* INPUT MATERIAL *
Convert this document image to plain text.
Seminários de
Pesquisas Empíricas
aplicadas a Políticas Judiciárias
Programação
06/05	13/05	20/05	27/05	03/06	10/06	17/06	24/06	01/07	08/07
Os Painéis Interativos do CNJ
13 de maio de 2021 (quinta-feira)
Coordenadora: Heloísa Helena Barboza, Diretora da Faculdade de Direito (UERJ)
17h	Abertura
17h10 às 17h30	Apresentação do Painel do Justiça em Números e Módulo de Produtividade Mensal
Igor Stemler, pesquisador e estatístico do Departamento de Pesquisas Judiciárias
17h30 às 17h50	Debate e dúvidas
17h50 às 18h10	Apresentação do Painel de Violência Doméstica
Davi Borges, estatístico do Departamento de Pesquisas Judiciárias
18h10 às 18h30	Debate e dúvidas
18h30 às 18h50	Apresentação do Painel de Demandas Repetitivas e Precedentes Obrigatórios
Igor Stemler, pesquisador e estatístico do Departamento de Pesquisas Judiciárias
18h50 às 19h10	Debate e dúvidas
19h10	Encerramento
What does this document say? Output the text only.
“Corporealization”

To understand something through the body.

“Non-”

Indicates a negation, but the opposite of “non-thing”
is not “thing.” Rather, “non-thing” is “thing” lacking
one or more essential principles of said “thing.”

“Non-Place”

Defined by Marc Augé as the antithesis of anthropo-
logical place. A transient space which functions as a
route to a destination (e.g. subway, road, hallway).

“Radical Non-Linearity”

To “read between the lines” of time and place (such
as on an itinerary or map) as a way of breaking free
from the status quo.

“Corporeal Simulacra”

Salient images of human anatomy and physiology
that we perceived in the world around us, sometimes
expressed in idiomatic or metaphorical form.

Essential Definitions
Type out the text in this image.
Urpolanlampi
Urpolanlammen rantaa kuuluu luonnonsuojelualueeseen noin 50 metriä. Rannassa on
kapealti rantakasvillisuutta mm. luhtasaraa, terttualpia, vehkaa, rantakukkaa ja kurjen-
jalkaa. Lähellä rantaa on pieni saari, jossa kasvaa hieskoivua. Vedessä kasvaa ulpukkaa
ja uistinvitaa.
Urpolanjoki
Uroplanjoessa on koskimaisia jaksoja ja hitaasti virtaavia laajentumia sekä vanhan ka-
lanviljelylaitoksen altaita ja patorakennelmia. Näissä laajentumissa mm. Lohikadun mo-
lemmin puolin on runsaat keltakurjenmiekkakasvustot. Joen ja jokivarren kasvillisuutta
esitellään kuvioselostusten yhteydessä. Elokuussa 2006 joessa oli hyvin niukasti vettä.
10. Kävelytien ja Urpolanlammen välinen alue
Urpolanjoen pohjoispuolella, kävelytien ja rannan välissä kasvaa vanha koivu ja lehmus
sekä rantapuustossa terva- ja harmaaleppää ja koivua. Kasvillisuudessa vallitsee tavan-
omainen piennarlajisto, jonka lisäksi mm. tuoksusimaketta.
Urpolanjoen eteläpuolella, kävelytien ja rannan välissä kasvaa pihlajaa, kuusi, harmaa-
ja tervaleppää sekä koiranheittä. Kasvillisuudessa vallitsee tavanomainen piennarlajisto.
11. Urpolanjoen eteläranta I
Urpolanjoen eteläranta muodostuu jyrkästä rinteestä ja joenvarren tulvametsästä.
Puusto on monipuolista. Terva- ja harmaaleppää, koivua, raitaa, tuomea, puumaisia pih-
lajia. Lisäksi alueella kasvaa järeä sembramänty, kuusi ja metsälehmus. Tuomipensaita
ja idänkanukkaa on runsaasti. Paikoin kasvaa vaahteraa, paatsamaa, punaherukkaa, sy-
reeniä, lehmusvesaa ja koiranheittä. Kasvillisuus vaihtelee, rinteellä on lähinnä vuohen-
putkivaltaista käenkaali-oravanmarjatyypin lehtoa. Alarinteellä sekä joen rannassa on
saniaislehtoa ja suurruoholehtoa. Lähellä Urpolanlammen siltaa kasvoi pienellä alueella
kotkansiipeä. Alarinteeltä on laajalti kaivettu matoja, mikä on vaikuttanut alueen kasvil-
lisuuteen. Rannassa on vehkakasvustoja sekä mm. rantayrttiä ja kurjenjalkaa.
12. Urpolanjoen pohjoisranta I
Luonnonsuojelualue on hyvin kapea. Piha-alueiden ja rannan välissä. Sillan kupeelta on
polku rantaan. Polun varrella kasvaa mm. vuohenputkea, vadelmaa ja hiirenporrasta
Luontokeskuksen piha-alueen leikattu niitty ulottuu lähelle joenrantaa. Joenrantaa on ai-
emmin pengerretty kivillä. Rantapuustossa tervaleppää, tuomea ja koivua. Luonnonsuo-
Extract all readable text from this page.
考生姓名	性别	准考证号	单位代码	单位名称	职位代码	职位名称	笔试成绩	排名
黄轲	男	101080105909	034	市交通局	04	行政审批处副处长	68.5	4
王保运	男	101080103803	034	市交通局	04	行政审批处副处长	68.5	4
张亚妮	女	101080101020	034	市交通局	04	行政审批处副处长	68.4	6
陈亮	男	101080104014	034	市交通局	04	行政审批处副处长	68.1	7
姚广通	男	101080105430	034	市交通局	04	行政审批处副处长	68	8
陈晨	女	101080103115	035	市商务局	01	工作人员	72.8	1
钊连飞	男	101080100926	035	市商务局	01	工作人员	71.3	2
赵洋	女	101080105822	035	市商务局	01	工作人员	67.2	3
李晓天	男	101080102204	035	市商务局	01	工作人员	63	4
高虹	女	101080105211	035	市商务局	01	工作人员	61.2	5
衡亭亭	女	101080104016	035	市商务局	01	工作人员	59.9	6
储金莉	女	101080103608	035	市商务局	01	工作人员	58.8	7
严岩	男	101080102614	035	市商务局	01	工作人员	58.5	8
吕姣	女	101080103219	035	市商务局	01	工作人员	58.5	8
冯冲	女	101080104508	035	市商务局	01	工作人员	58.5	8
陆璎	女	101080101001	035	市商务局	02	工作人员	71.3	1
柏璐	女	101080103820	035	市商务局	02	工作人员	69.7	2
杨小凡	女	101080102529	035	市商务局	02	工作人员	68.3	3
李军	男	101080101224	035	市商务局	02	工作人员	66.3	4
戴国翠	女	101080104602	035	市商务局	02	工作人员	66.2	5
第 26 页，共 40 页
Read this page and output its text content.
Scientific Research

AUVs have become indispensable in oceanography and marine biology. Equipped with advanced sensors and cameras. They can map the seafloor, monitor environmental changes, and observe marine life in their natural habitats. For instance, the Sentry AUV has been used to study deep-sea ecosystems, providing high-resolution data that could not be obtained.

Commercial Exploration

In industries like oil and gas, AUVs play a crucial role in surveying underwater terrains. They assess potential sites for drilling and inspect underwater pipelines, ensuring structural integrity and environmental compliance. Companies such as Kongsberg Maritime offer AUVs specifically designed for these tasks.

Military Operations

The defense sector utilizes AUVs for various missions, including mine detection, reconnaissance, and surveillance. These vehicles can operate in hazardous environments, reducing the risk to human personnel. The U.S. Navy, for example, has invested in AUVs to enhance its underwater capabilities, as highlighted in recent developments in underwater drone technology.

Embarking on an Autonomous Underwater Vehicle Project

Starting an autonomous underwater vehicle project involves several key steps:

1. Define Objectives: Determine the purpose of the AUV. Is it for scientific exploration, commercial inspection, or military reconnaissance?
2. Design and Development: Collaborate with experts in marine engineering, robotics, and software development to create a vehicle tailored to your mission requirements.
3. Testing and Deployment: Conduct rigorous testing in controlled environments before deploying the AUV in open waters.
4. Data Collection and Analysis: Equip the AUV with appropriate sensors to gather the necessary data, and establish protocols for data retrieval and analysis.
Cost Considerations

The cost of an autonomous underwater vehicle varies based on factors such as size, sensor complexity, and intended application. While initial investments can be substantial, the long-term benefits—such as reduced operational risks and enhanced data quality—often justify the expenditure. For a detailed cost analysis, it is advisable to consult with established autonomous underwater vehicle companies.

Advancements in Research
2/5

* STATED EXERCISE *
What is the number of lines holding the word "this"? State it alone.

* WRITTEN RESPONSE *
5